** begin **
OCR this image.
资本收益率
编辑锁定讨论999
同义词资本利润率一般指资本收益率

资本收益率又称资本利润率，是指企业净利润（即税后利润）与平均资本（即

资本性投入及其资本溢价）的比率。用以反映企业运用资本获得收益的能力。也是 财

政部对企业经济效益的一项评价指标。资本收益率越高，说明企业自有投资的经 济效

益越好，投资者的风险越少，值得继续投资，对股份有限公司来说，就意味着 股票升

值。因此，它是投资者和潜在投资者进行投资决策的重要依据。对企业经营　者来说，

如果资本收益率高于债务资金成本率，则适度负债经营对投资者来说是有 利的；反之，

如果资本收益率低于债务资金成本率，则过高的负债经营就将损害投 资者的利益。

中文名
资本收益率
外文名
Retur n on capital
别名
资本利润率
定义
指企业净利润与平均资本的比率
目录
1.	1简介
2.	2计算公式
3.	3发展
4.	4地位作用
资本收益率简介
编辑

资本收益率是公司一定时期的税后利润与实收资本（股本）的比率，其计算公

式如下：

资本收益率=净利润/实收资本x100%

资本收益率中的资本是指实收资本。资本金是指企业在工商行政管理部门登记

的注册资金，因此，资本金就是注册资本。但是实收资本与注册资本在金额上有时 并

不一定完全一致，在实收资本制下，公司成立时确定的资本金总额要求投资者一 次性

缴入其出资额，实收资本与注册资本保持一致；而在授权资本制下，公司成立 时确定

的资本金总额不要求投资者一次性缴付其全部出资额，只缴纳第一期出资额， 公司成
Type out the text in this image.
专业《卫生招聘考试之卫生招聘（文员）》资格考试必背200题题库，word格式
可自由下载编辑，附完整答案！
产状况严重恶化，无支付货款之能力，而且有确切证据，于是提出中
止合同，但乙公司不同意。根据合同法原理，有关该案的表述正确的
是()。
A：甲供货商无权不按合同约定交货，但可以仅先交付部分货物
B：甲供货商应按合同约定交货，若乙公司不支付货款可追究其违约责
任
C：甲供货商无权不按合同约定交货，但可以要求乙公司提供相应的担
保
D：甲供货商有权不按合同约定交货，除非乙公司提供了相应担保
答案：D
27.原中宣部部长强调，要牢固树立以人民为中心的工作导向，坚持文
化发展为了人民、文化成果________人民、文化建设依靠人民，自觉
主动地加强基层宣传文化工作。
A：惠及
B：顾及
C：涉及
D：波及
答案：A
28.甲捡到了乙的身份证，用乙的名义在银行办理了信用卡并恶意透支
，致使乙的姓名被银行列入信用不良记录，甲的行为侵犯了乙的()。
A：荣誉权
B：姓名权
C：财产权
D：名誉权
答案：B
** end **
[Description of the task]: Please output the entire listing exactly as it stands.

[Exercise output]:
OCR this image.
资本收益率
编辑锁定讨论999
同义词资本利润率一般指资本收益率

资本收益率又称资本利润率，是指企业净利润（即税后利润）与平均资本（即

资本性投入及其资本溢价）的比率。用以反映企业运用资本获得收益的能力。也是 财

政部对企业经济效益的一项评价指标。资本收益率越高，说明企业自有投资的经 济效

益越好，投资者的风险越少，值得继续投资，对股份有限公司来说，就意味着 股票升

值。因此，它是投资者和潜在投资者进行投资决策的重要依据。对企业经营　者来说，

如果资本收益率高于债务资金成本率，则适度负债经营对投资者来说是有 利的；反之，

如果资本收益率低于债务资金成本率，则过高的负债经营就将损害投 资者的利益。

中文名
资本收益率
外文名
Retur n on capital
别名
资本利润率
定义
指企业净利润与平均资本的比率
目录
1.	1简介
2.	2计算公式
3.	3发展
4.	4地位作用
资本收益率简介
编辑

资本收益率是公司一定时期的税后利润与实收资本（股本）的比率，其计算公

式如下：

资本收益率=净利润/实收资本x100%

资本收益率中的资本是指实收资本。资本金是指企业在工商行政管理部门登记

的注册资金，因此，资本金就是注册资本。但是实收资本与注册资本在金额上有时 并

不一定完全一致，在实收资本制下，公司成立时确定的资本金总额要求投资者一 次性

缴入其出资额，实收资本与注册资本保持一致；而在授权资本制下，公司成立 时确定

的资本金总额不要求投资者一次性缴付其全部出资额，只缴纳第一期出资额， 公司成
Type out the text in this image.
专业《卫生招聘考试之卫生招聘（文员）》资格考试必背200题题库，word格式
可自由下载编辑，附完整答案！
产状况严重恶化，无支付货款之能力，而且有确切证据，于是提出中
止合同，但乙公司不同意。根据合同法原理，有关该案的表述正确的
是()。
A：甲供货商无权不按合同约定交货，但可以仅先交付部分货物
B：甲供货商应按合同约定交货，若乙公司不支付货款可追究其违约责
任
C：甲供货商无权不按合同约定交货，但可以要求乙公司提供相应的担
保
D：甲供货商有权不按合同约定交货，除非乙公司提供了相应担保
答案：D
27.原中宣部部长强调，要牢固树立以人民为中心的工作导向，坚持文
化发展为了人民、文化成果________人民、文化建设依靠人民，自觉
主动地加强基层宣传文化工作。
A：惠及
B：顾及
C：涉及
D：波及
答案：A
28.甲捡到了乙的身份证，用乙的名义在银行办理了信用卡并恶意透支
，致使乙的姓名被银行列入信用不良记录，甲的行为侵犯了乙的()。
A：荣誉权
B：姓名权
C：财产权
D：名誉权
答案：B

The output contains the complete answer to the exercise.